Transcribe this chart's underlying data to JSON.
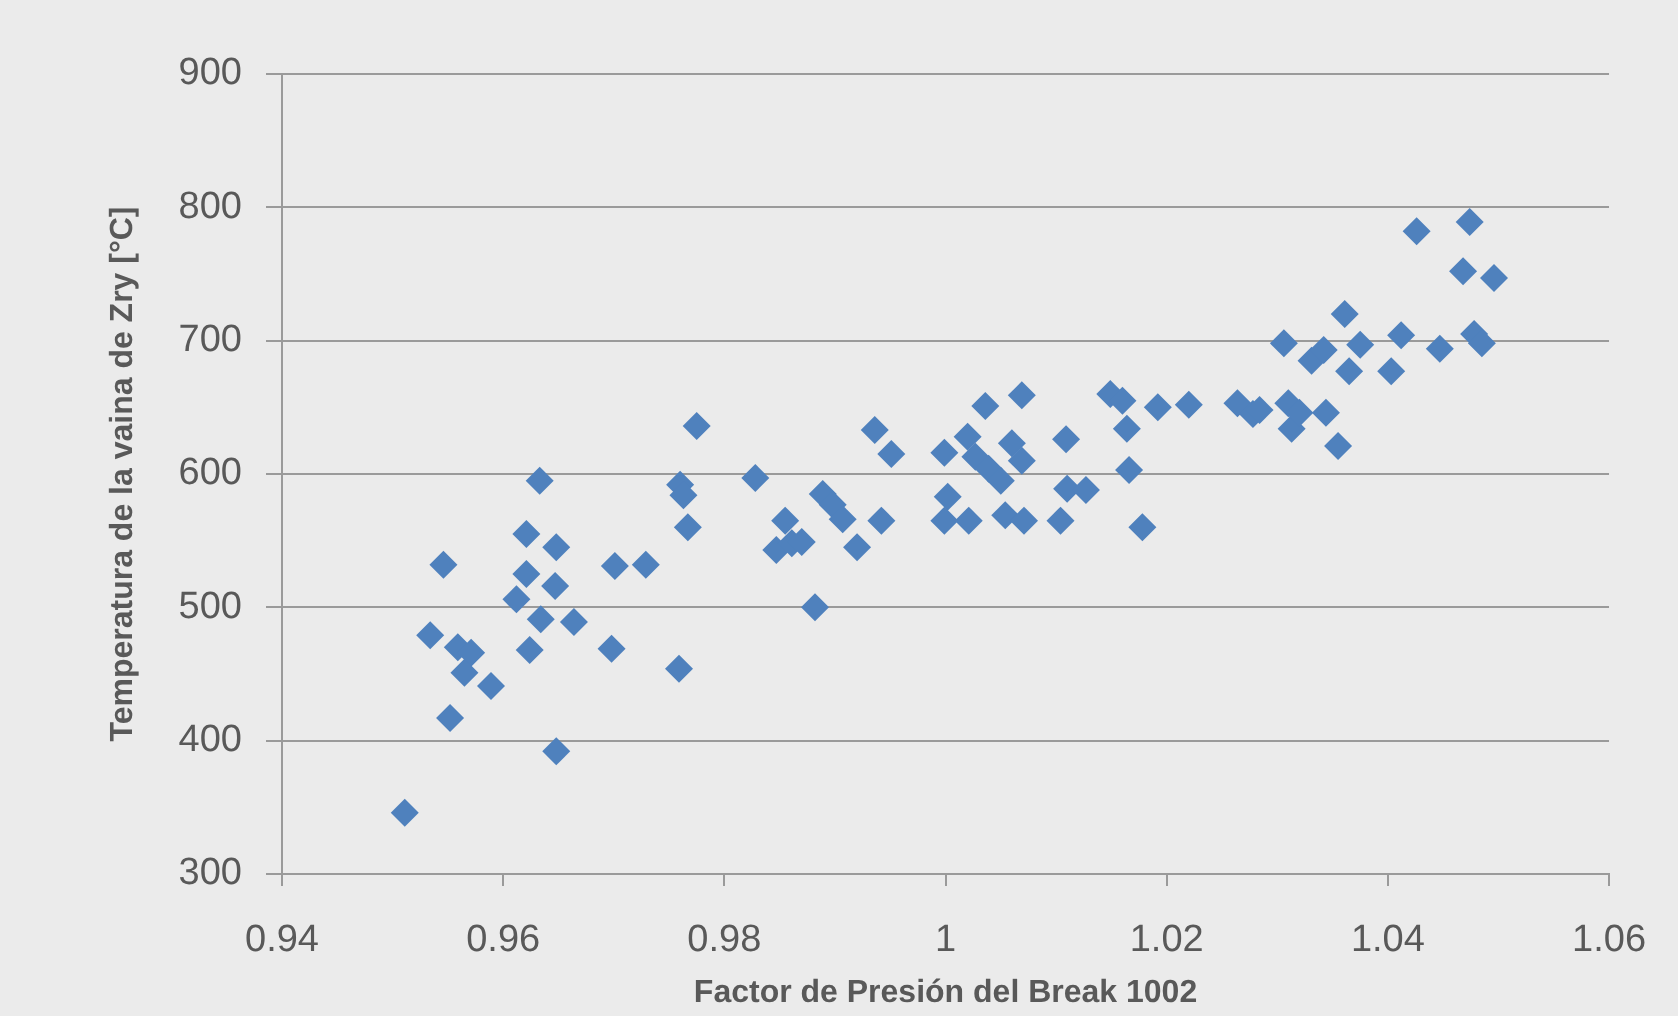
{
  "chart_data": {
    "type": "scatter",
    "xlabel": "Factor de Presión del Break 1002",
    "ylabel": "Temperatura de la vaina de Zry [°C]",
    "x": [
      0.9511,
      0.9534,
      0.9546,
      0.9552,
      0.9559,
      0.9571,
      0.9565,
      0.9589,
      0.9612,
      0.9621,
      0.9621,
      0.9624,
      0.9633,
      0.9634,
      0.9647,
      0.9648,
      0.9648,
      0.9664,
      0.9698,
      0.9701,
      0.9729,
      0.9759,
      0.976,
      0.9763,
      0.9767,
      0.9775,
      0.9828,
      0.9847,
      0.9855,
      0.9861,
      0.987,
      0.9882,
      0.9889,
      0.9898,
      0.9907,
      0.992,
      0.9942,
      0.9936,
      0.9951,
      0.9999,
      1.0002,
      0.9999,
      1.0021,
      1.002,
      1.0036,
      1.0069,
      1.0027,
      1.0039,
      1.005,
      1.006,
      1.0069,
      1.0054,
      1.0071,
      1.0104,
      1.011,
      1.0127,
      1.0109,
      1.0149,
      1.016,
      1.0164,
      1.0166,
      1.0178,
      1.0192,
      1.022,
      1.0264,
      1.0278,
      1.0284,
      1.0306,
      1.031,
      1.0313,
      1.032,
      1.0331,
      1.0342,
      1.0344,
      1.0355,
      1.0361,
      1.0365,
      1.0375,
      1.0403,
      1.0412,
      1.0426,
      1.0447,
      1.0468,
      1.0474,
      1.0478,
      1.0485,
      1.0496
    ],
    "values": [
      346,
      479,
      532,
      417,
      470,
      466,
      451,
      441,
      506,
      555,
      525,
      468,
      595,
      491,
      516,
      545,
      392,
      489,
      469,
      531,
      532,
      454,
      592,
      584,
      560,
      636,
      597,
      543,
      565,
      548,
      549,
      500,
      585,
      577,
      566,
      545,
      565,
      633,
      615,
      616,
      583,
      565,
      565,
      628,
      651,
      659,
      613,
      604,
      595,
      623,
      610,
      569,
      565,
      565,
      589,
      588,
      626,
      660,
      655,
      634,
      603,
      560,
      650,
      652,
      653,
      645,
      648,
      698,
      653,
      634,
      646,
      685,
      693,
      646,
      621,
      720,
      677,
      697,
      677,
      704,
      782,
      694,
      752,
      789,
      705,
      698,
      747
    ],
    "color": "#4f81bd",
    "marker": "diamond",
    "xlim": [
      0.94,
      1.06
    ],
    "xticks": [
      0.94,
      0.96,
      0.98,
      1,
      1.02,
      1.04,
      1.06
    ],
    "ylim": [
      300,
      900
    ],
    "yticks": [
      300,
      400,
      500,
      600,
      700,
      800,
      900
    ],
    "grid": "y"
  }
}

**What the exercise asks**
Write out every record above exactly as it stands, but leave out the pictures.

**Finished exercise**
Transcribe this chart's underlying data to JSON.
{
  "chart_data": {
    "type": "scatter",
    "xlabel": "Factor de Presión del Break 1002",
    "ylabel": "Temperatura de la vaina de Zry [°C]",
    "x": [
      0.9511,
      0.9534,
      0.9546,
      0.9552,
      0.9559,
      0.9571,
      0.9565,
      0.9589,
      0.9612,
      0.9621,
      0.9621,
      0.9624,
      0.9633,
      0.9634,
      0.9647,
      0.9648,
      0.9648,
      0.9664,
      0.9698,
      0.9701,
      0.9729,
      0.9759,
      0.976,
      0.9763,
      0.9767,
      0.9775,
      0.9828,
      0.9847,
      0.9855,
      0.9861,
      0.987,
      0.9882,
      0.9889,
      0.9898,
      0.9907,
      0.992,
      0.9942,
      0.9936,
      0.9951,
      0.9999,
      1.0002,
      0.9999,
      1.0021,
      1.002,
      1.0036,
      1.0069,
      1.0027,
      1.0039,
      1.005,
      1.006,
      1.0069,
      1.0054,
      1.0071,
      1.0104,
      1.011,
      1.0127,
      1.0109,
      1.0149,
      1.016,
      1.0164,
      1.0166,
      1.0178,
      1.0192,
      1.022,
      1.0264,
      1.0278,
      1.0284,
      1.0306,
      1.031,
      1.0313,
      1.032,
      1.0331,
      1.0342,
      1.0344,
      1.0355,
      1.0361,
      1.0365,
      1.0375,
      1.0403,
      1.0412,
      1.0426,
      1.0447,
      1.0468,
      1.0474,
      1.0478,
      1.0485,
      1.0496
    ],
    "values": [
      346,
      479,
      532,
      417,
      470,
      466,
      451,
      441,
      506,
      555,
      525,
      468,
      595,
      491,
      516,
      545,
      392,
      489,
      469,
      531,
      532,
      454,
      592,
      584,
      560,
      636,
      597,
      543,
      565,
      548,
      549,
      500,
      585,
      577,
      566,
      545,
      565,
      633,
      615,
      616,
      583,
      565,
      565,
      628,
      651,
      659,
      613,
      604,
      595,
      623,
      610,
      569,
      565,
      565,
      589,
      588,
      626,
      660,
      655,
      634,
      603,
      560,
      650,
      652,
      653,
      645,
      648,
      698,
      653,
      634,
      646,
      685,
      693,
      646,
      621,
      720,
      677,
      697,
      677,
      704,
      782,
      694,
      752,
      789,
      705,
      698,
      747
    ],
    "color": "#4f81bd",
    "marker": "diamond",
    "xlim": [
      0.94,
      1.06
    ],
    "xticks": [
      0.94,
      0.96,
      0.98,
      1,
      1.02,
      1.04,
      1.06
    ],
    "ylim": [
      300,
      900
    ],
    "yticks": [
      300,
      400,
      500,
      600,
      700,
      800,
      900
    ],
    "grid": "y"
  }
}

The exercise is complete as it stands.